PROBLEM TO WORK ON — Keep only those lines of the records that include the string "软水之分".

INFORMATION PROVIDED —
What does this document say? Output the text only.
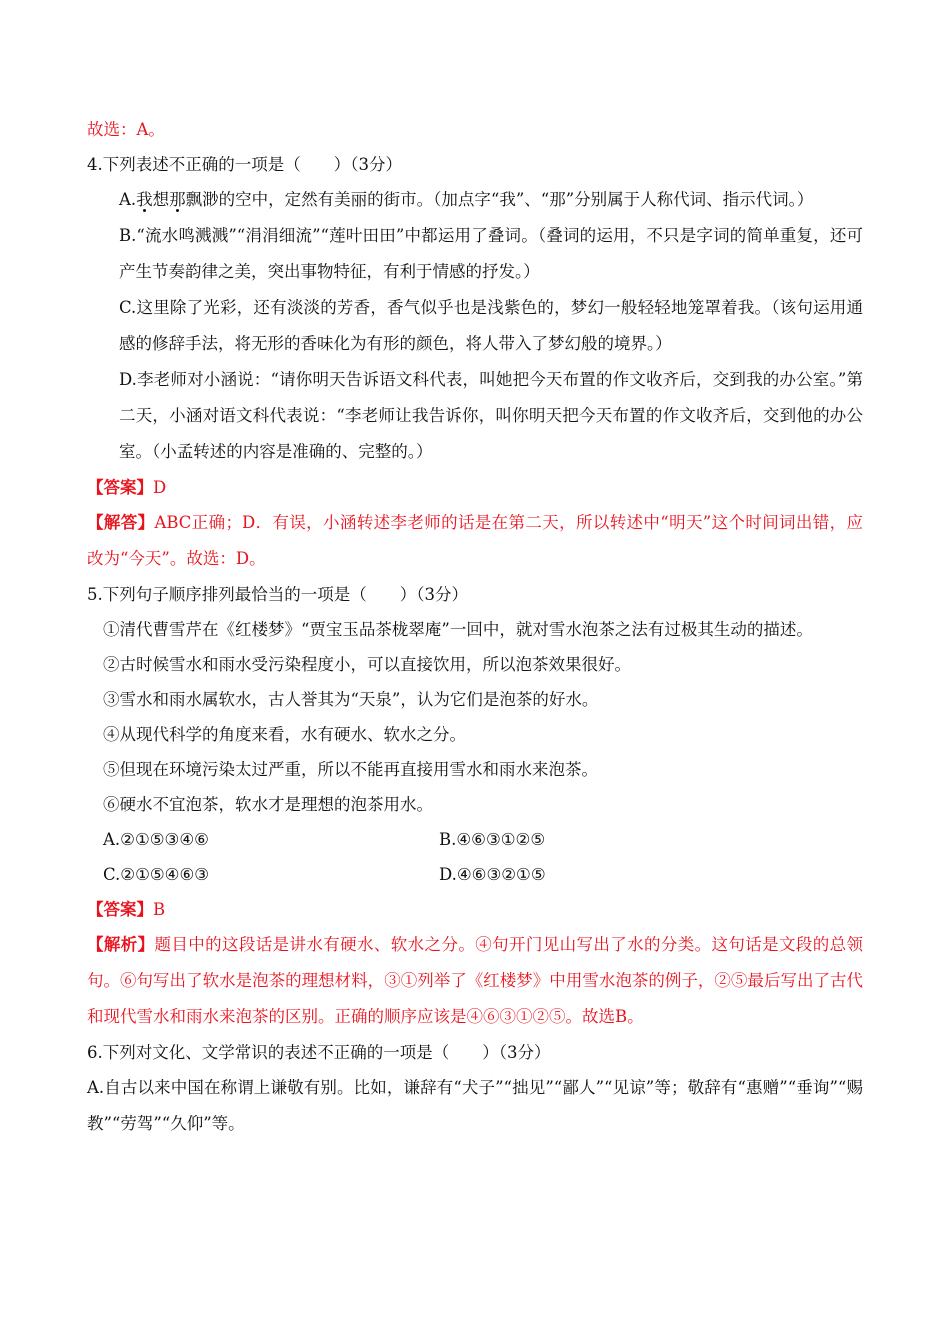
故选：A。
4.下列表述不正确的一项是（　　）（3分）
A.我想那飘渺的空中，定然有美丽的街市。（加点字“我”、“那”分别属于人称代词、指示代词。）
B.“流水鸣溅溅”“涓涓细流”“莲叶田田”中都运用了叠词。（叠词的运用，不只是字词的简单重复，还可产生节奏韵律之美，突出事物特征，有利于情感的抒发。）
C.这里除了光彩，还有淡淡的芳香，香气似乎也是浅紫色的，梦幻一般轻轻地笼罩着我。（该句运用通感的修辞手法，将无形的香味化为有形的颜色，将人带入了梦幻般的境界。）
D.李老师对小涵说：“请你明天告诉语文科代表，叫她把今天布置的作文收齐后，交到我的办公室。”第二天，小涵对语文科代表说：“李老师让我告诉你，叫你明天把今天布置的作文收齐后，交到他的办公室。（小孟转述的内容是准确的、完整的。）
【答案】D
【解答】ABC正确；D．有误，小涵转述李老师的话是在第二天，所以转述中“明天”这个时间词出错，应改为“今天”。故选：D。
5.下列句子顺序排列最恰当的一项是（　　）（3分）
①清代曹雪芹在《红楼梦》“贾宝玉品茶栊翠庵”一回中，就对雪水泡茶之法有过极其生动的描述。
②古时候雪水和雨水受污染程度小，可以直接饮用，所以泡茶效果很好。
③雪水和雨水属软水，古人誉其为“天泉”，认为它们是泡茶的好水。
④从现代科学的角度来看，水有硬水、软水之分。
⑤但现在环境污染太过严重，所以不能再直接用雪水和雨水来泡茶。
⑥硬水不宜泡茶，软水才是理想的泡茶用水。
A.②①⑤③④⑥	B.④⑥③①②⑤
C.②①⑤④⑥③	D.④⑥③②①⑤
【答案】B
【解析】题目中的这段话是讲水有硬水、软水之分。④句开门见山写出了水的分类。这句话是文段的总领句。⑥句写出了软水是泡茶的理想材料，③①列举了《红楼梦》中用雪水泡茶的例子，②⑤最后写出了古代和现代雪水和雨水来泡茶的区别。正确的顺序应该是④⑥③①②⑤。故选B。
6.下列对文化、文学常识的表述不正确的一项是（　　）（3分）
A.自古以来中国在称谓上谦敬有别。比如，谦辞有“犬子”“拙见”“鄙人”“见谅”等；敬辞有“惠赠”“垂询”“赐教”“劳驾”“久仰”等。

CORRECT RESPONSE —
④从现代科学的角度来看，水有硬水、软水之分。
【解析】题目中的这段话是讲水有硬水、软水之分。④句开门见山写出了水的分类。这句话是文段的总领句。⑥句写出了软水是泡茶的理想材料，③①列举了《红楼梦》中用雪水泡茶的例子，②⑤最后写出了古代和现代雪水和雨水来泡茶的区别。正确的顺序应该是④⑥③①②⑤。故选B。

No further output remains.